%%

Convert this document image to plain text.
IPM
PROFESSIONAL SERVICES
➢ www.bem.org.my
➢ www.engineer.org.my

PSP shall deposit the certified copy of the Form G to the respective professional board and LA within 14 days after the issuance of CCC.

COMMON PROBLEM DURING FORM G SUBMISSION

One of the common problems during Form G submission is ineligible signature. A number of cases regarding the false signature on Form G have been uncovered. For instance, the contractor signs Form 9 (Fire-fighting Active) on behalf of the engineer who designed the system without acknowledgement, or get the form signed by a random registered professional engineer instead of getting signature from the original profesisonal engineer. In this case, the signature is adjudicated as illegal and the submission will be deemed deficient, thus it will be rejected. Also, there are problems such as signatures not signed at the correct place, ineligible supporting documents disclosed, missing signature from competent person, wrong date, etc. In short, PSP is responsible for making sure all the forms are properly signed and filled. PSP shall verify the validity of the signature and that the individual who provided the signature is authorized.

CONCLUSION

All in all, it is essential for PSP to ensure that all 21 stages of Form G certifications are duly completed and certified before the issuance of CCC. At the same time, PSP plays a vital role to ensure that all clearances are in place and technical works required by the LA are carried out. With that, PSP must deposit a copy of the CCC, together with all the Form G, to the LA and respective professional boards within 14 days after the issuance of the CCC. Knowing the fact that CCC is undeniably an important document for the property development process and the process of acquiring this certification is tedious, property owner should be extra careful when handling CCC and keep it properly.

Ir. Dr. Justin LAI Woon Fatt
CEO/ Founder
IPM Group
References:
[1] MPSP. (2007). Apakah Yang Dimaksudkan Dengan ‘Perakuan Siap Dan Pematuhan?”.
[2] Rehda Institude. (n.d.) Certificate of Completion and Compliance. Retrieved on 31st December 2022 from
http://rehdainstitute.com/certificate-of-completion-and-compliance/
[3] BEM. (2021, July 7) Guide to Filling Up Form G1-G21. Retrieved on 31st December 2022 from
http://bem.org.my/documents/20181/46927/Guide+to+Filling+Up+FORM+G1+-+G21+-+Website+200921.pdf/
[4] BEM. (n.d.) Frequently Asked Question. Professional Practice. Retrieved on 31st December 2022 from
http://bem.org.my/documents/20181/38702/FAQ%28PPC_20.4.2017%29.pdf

%%
%%

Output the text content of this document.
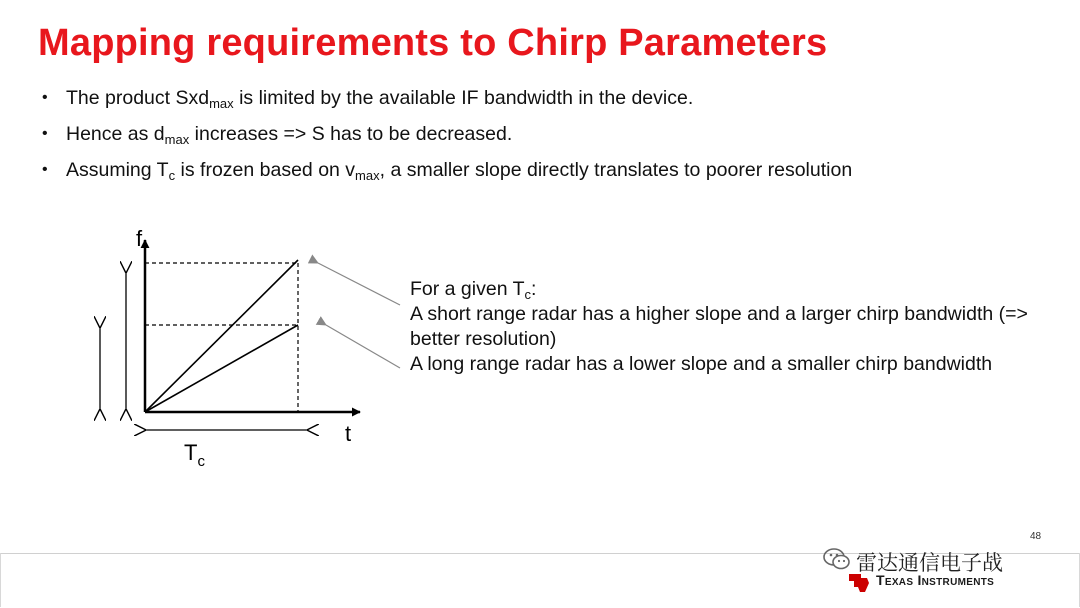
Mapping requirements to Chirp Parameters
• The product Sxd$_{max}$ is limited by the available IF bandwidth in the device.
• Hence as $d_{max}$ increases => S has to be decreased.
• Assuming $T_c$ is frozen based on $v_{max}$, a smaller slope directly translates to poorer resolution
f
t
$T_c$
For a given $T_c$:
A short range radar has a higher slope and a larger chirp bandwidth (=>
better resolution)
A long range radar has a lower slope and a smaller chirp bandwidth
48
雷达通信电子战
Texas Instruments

%%

**Exercise**
Determine how many lines of the material include the string "smaller". Output only that count.

**Result below**
2